### WORK REQUIRED:
Output the data word for word, dropping every image.

### DATASET RECORDS:
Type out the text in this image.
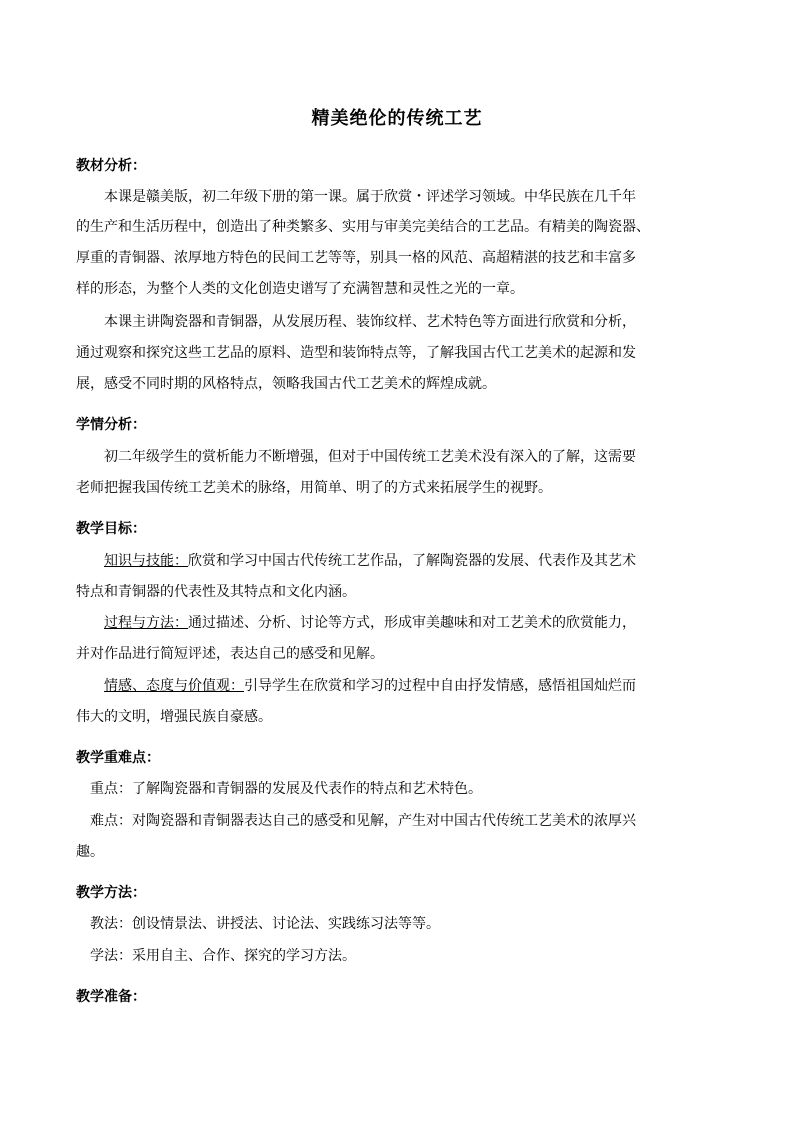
精美绝伦的传统工艺
教材分析：
本课是赣美版，初二年级下册的第一课。属于欣赏・评述学习领域。中华民族在几千年
的生产和生活历程中，创造出了种类繁多、实用与审美完美结合的工艺品。有精美的陶瓷器、
厚重的青铜器、浓厚地方特色的民间工艺等等，别具一格的风范、高超精湛的技艺和丰富多
样的形态，为整个人类的文化创造史谱写了充满智慧和灵性之光的一章。
本课主讲陶瓷器和青铜器，从发展历程、装饰纹样、艺术特色等方面进行欣赏和分析，
通过观察和探究这些工艺品的原料、造型和装饰特点等，了解我国古代工艺美术的起源和发
展，感受不同时期的风格特点，领略我国古代工艺美术的辉煌成就。
学情分析：
初二年级学生的赏析能力不断增强，但对于中国传统工艺美术没有深入的了解，这需要
老师把握我国传统工艺美术的脉络，用简单、明了的方式来拓展学生的视野。
教学目标：
知识与技能：欣赏和学习中国古代传统工艺作品，了解陶瓷器的发展、代表作及其艺术
特点和青铜器的代表性及其特点和文化内涵。
过程与方法：通过描述、分析、讨论等方式，形成审美趣味和对工艺美术的欣赏能力，
并对作品进行简短评述，表达自己的感受和见解。
情感、态度与价值观：引导学生在欣赏和学习的过程中自由抒发情感，感悟祖国灿烂而
伟大的文明，增强民族自豪感。
教学重难点：
重点：了解陶瓷器和青铜器的发展及代表作的特点和艺术特色。
难点：对陶瓷器和青铜器表达自己的感受和见解，产生对中国古代传统工艺美术的浓厚兴
趣。
教学方法：
教法：创设情景法、讲授法、讨论法、实践练习法等等。
学法：采用自主、合作、探究的学习方法。
教学准备：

### EXPECTED ANSWER:
Type out the text in this image.
精美绝伦的传统工艺
教材分析：
本课是赣美版，初二年级下册的第一课。属于欣赏・评述学习领域。中华民族在几千年
的生产和生活历程中，创造出了种类繁多、实用与审美完美结合的工艺品。有精美的陶瓷器、
厚重的青铜器、浓厚地方特色的民间工艺等等，别具一格的风范、高超精湛的技艺和丰富多
样的形态，为整个人类的文化创造史谱写了充满智慧和灵性之光的一章。
本课主讲陶瓷器和青铜器，从发展历程、装饰纹样、艺术特色等方面进行欣赏和分析，
通过观察和探究这些工艺品的原料、造型和装饰特点等，了解我国古代工艺美术的起源和发
展，感受不同时期的风格特点，领略我国古代工艺美术的辉煌成就。
学情分析：
初二年级学生的赏析能力不断增强，但对于中国传统工艺美术没有深入的了解，这需要
老师把握我国传统工艺美术的脉络，用简单、明了的方式来拓展学生的视野。
教学目标：
知识与技能：欣赏和学习中国古代传统工艺作品，了解陶瓷器的发展、代表作及其艺术
特点和青铜器的代表性及其特点和文化内涵。
过程与方法：通过描述、分析、讨论等方式，形成审美趣味和对工艺美术的欣赏能力，
并对作品进行简短评述，表达自己的感受和见解。
情感、态度与价值观：引导学生在欣赏和学习的过程中自由抒发情感，感悟祖国灿烂而
伟大的文明，增强民族自豪感。
教学重难点：
重点：了解陶瓷器和青铜器的发展及代表作的特点和艺术特色。
难点：对陶瓷器和青铜器表达自己的感受和见解，产生对中国古代传统工艺美术的浓厚兴
趣。
教学方法：
教法：创设情景法、讲授法、讨论法、实践练习法等等。
学法：采用自主、合作、探究的学习方法。
教学准备：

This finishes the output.